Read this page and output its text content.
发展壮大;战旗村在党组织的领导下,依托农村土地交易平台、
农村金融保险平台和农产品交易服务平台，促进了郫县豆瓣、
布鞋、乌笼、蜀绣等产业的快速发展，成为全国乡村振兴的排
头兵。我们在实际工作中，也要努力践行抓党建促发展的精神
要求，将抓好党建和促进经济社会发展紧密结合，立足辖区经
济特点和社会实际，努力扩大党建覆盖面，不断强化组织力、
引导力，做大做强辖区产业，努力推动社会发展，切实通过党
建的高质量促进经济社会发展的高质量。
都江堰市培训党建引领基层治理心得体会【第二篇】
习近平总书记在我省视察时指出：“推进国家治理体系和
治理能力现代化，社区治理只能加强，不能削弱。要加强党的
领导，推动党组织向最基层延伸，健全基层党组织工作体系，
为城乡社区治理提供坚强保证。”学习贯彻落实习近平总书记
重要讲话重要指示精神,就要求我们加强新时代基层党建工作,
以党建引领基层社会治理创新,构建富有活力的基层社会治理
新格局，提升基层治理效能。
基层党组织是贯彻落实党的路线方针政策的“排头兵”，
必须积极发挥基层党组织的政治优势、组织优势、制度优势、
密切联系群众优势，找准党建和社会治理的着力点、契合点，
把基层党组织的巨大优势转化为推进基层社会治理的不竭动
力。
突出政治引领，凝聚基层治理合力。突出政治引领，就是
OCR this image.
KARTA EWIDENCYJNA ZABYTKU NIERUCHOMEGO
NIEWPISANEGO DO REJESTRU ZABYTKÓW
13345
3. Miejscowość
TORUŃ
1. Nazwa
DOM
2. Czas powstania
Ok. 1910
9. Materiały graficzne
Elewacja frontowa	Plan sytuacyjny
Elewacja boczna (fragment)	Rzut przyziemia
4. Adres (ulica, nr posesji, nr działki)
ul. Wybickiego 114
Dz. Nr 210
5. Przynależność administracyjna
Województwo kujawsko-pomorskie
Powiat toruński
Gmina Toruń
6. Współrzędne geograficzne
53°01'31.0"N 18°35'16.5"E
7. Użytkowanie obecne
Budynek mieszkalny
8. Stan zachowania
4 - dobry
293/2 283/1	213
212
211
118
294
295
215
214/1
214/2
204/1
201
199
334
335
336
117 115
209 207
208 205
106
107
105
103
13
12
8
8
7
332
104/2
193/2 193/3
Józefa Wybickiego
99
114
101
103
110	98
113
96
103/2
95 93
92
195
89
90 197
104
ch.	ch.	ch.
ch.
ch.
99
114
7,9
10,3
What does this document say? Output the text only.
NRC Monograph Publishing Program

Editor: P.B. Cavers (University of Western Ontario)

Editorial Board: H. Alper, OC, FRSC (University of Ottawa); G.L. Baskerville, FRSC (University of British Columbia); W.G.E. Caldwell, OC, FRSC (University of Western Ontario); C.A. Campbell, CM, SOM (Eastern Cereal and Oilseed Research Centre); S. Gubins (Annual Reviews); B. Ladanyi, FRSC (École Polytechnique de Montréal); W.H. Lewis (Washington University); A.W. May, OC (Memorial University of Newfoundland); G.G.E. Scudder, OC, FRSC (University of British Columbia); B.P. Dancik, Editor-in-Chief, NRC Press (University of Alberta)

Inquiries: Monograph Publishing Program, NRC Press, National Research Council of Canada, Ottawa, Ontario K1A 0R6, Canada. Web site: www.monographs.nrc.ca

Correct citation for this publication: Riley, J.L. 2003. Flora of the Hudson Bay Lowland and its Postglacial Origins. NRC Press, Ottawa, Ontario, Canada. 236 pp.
——————————
Task instructions:
Return, word for word, every line from the line with "What does this" to the final line of the data.

Complete output:
What does this document say? Output the text only.
NRC Monograph Publishing Program

Editor: P.B. Cavers (University of Western Ontario)

Editorial Board: H. Alper, OC, FRSC (University of Ottawa); G.L. Baskerville, FRSC (University of British Columbia); W.G.E. Caldwell, OC, FRSC (University of Western Ontario); C.A. Campbell, CM, SOM (Eastern Cereal and Oilseed Research Centre); S. Gubins (Annual Reviews); B. Ladanyi, FRSC (École Polytechnique de Montréal); W.H. Lewis (Washington University); A.W. May, OC (Memorial University of Newfoundland); G.G.E. Scudder, OC, FRSC (University of British Columbia); B.P. Dancik, Editor-in-Chief, NRC Press (University of Alberta)

Inquiries: Monograph Publishing Program, NRC Press, National Research Council of Canada, Ottawa, Ontario K1A 0R6, Canada. Web site: www.monographs.nrc.ca

Correct citation for this publication: Riley, J.L. 2003. Flora of the Hudson Bay Lowland and its Postglacial Origins. NRC Press, Ottawa, Ontario, Canada. 236 pp.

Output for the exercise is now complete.